━━━━━ Data provided ━━━━━

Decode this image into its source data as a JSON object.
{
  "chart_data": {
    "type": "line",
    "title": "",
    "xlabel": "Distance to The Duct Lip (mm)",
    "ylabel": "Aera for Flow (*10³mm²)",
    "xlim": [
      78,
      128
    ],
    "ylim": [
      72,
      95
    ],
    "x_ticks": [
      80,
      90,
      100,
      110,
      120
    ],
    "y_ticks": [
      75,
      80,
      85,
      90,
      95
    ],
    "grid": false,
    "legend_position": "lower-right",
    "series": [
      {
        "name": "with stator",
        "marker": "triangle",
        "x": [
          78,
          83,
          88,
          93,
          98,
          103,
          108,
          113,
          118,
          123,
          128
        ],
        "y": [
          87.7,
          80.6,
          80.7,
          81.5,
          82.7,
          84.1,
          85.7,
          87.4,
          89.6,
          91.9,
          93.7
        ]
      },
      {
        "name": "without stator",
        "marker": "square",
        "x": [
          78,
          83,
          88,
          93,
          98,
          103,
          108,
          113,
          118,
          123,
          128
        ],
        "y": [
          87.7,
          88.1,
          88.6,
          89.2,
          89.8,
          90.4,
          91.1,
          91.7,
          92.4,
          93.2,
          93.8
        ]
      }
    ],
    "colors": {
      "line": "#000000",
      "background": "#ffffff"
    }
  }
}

━━━━━
━━━━━ Data provided ━━━━━

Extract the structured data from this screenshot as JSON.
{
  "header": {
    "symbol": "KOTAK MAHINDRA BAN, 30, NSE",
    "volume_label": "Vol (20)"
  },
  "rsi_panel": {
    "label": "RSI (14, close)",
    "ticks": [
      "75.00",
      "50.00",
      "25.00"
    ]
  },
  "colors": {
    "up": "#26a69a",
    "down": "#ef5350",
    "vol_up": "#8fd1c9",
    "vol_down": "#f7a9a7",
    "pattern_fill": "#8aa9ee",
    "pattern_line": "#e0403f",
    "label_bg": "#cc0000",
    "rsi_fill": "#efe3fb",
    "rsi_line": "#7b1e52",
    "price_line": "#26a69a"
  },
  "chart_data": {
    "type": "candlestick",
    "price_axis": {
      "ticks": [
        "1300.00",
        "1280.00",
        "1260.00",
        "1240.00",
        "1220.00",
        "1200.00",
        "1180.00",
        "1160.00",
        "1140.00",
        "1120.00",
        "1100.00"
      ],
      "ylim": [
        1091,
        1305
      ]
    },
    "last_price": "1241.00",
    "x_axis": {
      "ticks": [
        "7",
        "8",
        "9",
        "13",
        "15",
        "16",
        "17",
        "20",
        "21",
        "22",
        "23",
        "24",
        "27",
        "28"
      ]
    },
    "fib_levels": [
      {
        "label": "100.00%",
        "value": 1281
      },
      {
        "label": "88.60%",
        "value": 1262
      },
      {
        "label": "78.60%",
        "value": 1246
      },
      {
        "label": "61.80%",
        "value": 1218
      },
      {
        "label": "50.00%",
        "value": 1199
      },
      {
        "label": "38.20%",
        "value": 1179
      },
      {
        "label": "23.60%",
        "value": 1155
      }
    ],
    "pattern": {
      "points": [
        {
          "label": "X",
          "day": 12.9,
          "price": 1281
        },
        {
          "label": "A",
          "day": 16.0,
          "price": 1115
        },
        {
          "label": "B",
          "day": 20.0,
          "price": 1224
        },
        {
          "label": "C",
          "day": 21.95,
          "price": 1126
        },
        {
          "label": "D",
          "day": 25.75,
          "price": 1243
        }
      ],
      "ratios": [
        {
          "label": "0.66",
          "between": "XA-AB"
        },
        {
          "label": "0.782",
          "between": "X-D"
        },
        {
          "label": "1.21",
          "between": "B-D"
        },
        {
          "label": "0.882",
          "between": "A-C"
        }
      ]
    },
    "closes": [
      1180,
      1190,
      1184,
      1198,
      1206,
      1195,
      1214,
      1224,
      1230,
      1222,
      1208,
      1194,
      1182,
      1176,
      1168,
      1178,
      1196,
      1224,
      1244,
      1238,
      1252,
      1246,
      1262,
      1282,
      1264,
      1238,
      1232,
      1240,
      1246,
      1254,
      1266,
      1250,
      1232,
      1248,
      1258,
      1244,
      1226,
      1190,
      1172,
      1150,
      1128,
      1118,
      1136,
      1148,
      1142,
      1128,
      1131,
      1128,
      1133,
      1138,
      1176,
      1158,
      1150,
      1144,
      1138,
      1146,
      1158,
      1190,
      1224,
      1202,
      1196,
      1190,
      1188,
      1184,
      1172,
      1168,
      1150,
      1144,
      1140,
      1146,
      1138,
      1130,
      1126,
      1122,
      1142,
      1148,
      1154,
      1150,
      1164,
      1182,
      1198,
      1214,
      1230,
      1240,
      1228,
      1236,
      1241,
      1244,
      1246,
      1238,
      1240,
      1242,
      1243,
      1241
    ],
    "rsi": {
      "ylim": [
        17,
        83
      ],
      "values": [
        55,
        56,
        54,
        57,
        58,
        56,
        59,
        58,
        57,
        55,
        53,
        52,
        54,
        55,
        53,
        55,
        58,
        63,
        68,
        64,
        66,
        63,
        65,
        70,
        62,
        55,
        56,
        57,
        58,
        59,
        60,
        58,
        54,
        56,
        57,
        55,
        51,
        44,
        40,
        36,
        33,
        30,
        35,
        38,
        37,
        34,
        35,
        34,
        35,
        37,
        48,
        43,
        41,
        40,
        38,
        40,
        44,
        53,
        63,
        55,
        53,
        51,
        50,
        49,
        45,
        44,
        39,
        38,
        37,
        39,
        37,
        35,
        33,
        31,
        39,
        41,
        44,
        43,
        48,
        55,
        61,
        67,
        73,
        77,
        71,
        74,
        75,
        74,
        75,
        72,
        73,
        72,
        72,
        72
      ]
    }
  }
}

━━━━━

■ Challenge
Where a line of the records above holds the word "between", copy that line.

■ Output below
          "between": "XA-AB"
          "between": "X-D"
          "between": "B-D"
          "between": "A-C"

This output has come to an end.